▶ _Request_: Write out the records word for word, with no pictures.

▶ _Entries provided_:
** BEGIN **
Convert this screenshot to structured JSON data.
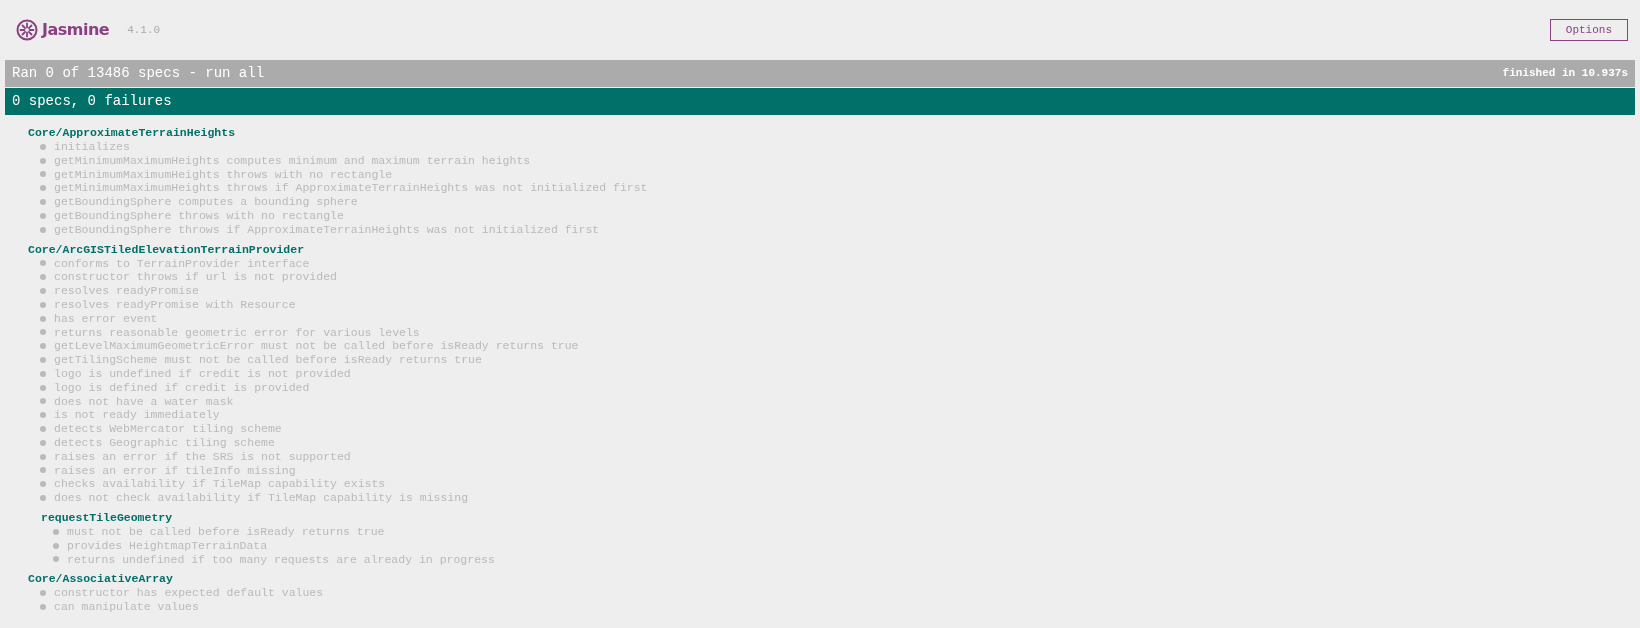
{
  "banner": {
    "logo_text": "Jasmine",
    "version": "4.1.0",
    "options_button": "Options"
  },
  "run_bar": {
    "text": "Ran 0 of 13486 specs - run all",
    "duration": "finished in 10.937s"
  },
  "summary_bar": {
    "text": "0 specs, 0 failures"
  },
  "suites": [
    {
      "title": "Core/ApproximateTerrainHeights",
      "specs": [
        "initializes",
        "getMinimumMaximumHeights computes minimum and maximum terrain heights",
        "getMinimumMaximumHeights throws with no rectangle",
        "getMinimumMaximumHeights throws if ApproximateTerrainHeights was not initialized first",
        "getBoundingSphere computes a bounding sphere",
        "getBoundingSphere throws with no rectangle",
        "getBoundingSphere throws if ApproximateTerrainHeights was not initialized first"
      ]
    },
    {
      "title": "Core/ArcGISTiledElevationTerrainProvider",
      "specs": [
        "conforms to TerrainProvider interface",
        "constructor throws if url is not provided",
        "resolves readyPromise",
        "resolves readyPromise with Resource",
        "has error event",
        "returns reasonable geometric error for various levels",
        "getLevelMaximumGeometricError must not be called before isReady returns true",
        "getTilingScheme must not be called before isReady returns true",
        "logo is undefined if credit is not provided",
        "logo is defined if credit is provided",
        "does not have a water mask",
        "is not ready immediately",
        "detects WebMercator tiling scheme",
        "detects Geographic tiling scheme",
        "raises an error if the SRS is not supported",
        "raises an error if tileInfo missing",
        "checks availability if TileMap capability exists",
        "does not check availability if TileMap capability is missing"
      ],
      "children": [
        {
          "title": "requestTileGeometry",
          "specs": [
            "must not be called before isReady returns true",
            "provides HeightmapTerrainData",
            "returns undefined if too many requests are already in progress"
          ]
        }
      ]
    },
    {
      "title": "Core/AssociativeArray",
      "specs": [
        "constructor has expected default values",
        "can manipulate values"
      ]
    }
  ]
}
** END **
▶ _Result of this task_:
Convert this screenshot to structured JSON data.
{
  "banner": {
    "logo_text": "Jasmine",
    "version": "4.1.0",
    "options_button": "Options"
  },
  "run_bar": {
    "text": "Ran 0 of 13486 specs - run all",
    "duration": "finished in 10.937s"
  },
  "summary_bar": {
    "text": "0 specs, 0 failures"
  },
  "suites": [
    {
      "title": "Core/ApproximateTerrainHeights",
      "specs": [
        "initializes",
        "getMinimumMaximumHeights computes minimum and maximum terrain heights",
        "getMinimumMaximumHeights throws with no rectangle",
        "getMinimumMaximumHeights throws if ApproximateTerrainHeights was not initialized first",
        "getBoundingSphere computes a bounding sphere",
        "getBoundingSphere throws with no rectangle",
        "getBoundingSphere throws if ApproximateTerrainHeights was not initialized first"
      ]
    },
    {
      "title": "Core/ArcGISTiledElevationTerrainProvider",
      "specs": [
        "conforms to TerrainProvider interface",
        "constructor throws if url is not provided",
        "resolves readyPromise",
        "resolves readyPromise with Resource",
        "has error event",
        "returns reasonable geometric error for various levels",
        "getLevelMaximumGeometricError must not be called before isReady returns true",
        "getTilingScheme must not be called before isReady returns true",
        "logo is undefined if credit is not provided",
        "logo is defined if credit is provided",
        "does not have a water mask",
        "is not ready immediately",
        "detects WebMercator tiling scheme",
        "detects Geographic tiling scheme",
        "raises an error if the SRS is not supported",
        "raises an error if tileInfo missing",
        "checks availability if TileMap capability exists",
        "does not check availability if TileMap capability is missing"
      ],
      "children": [
        {
          "title": "requestTileGeometry",
          "specs": [
            "must not be called before isReady returns true",
            "provides HeightmapTerrainData",
            "returns undefined if too many requests are already in progress"
          ]
        }
      ]
    },
    {
      "title": "Core/AssociativeArray",
      "specs": [
        "constructor has expected default values",
        "can manipulate values"
      ]
    }
  ]
}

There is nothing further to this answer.